Stated problem
Show every line below where "types" can be found.

Records for this task
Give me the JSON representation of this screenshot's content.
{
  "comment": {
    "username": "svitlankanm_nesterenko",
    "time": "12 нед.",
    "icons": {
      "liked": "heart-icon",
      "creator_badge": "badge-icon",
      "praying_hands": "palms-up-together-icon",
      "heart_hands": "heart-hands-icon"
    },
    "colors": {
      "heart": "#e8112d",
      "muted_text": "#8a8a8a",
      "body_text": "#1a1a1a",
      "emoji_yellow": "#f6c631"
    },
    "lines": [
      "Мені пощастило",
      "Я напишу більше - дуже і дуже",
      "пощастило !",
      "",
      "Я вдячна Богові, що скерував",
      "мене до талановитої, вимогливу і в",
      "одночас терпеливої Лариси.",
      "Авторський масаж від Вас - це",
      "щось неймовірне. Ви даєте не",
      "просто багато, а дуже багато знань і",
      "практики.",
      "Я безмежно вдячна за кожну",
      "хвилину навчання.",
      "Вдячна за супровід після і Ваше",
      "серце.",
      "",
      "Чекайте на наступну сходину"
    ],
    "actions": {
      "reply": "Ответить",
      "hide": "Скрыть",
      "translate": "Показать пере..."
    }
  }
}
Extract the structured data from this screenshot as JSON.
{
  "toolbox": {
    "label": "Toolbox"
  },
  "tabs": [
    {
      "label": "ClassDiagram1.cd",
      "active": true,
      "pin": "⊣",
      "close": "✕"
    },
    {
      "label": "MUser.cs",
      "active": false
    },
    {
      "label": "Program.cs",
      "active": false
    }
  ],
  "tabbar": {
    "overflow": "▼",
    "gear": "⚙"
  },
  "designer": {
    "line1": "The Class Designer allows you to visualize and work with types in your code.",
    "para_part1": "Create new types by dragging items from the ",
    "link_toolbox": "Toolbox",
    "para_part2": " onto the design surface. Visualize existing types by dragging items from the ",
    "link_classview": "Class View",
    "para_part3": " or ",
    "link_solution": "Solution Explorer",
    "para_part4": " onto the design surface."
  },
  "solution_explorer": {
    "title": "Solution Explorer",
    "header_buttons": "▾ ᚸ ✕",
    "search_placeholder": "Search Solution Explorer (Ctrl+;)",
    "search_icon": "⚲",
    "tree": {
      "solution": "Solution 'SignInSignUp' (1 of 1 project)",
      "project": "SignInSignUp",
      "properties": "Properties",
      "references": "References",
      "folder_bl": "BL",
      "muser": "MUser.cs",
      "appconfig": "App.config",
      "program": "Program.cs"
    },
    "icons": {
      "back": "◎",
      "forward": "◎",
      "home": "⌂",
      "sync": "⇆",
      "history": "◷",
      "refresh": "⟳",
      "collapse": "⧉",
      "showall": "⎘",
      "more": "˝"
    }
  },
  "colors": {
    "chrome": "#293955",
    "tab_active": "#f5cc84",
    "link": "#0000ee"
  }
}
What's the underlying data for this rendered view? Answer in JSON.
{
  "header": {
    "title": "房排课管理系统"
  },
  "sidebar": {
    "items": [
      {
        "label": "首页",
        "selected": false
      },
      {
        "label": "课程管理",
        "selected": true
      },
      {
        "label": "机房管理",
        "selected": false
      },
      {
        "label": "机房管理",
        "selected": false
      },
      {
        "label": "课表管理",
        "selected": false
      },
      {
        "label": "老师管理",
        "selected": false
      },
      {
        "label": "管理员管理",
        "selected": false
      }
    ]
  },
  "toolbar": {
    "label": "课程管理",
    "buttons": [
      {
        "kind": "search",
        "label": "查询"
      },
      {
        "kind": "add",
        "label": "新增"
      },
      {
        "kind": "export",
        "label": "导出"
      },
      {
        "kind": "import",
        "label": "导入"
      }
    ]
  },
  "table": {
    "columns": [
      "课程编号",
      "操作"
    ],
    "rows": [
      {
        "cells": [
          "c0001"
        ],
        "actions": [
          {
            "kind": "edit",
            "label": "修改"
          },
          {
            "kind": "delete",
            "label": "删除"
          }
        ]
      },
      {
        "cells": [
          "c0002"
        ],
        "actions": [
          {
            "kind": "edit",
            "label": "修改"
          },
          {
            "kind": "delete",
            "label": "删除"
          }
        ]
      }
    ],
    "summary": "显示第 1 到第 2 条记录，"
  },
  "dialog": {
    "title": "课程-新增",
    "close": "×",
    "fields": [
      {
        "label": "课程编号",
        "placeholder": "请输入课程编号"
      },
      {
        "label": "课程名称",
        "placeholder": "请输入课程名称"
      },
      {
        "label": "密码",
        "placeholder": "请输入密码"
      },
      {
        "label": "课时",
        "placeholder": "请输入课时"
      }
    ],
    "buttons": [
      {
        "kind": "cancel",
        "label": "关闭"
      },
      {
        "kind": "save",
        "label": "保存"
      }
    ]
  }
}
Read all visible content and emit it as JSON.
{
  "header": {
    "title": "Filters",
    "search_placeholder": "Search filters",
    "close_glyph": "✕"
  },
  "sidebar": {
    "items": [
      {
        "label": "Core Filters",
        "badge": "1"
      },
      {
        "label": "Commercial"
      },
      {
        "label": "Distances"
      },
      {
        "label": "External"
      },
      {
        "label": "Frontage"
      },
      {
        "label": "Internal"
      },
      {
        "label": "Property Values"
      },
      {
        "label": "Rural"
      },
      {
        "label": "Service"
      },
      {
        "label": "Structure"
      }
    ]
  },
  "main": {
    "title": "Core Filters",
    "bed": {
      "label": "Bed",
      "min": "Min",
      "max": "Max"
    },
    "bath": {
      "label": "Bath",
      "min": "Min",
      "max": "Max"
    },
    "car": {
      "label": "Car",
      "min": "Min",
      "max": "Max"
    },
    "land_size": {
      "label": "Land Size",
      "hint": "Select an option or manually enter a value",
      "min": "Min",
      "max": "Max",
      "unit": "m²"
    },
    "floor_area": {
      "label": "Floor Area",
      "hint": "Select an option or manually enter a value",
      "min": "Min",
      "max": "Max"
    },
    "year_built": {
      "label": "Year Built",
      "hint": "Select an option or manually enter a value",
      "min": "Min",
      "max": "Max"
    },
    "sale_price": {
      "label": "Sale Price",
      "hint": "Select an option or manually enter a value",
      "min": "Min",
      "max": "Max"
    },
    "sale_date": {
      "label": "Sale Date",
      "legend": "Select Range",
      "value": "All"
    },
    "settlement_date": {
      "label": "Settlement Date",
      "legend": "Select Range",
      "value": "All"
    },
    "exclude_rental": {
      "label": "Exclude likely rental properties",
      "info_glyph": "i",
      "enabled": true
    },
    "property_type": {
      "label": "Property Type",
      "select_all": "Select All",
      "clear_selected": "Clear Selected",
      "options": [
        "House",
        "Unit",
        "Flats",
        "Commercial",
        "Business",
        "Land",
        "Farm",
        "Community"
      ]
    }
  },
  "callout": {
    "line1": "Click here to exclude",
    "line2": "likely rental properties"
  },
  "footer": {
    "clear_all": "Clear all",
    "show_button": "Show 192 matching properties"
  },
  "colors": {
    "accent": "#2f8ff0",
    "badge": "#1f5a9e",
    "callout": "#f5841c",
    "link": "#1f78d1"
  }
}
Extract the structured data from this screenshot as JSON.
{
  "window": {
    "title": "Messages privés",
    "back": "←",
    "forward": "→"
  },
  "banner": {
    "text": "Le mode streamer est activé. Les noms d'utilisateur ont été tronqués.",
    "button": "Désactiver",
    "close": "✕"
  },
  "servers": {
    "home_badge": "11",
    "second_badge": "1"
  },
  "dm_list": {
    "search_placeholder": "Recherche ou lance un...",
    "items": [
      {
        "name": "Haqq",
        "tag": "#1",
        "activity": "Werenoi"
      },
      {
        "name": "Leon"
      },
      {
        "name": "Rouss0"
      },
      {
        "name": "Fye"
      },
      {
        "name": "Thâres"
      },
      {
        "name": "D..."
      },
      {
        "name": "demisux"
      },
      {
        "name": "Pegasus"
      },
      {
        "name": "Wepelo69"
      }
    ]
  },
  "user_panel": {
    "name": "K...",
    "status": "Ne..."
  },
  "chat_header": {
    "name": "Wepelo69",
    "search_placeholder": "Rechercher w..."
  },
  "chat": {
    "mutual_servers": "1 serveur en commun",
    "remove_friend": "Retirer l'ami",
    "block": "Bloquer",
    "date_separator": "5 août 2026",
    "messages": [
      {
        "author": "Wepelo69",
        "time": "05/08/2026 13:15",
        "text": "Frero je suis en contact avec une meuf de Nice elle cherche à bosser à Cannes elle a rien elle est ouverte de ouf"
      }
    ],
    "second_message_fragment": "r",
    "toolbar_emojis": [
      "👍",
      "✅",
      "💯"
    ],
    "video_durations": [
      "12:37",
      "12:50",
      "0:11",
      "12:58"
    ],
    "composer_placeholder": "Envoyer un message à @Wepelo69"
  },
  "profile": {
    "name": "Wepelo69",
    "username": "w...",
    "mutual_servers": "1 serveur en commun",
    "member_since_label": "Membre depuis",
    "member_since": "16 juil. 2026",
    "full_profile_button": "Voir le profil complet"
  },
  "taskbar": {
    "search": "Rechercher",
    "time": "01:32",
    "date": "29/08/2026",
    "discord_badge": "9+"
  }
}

Output
    "line1": "The Class Designer allows you to visualize and work with types in your code.",
    "para_part1": "Create new types by dragging items from the ",
    "para_part2": " onto the design surface. Visualize existing types by dragging items from the ",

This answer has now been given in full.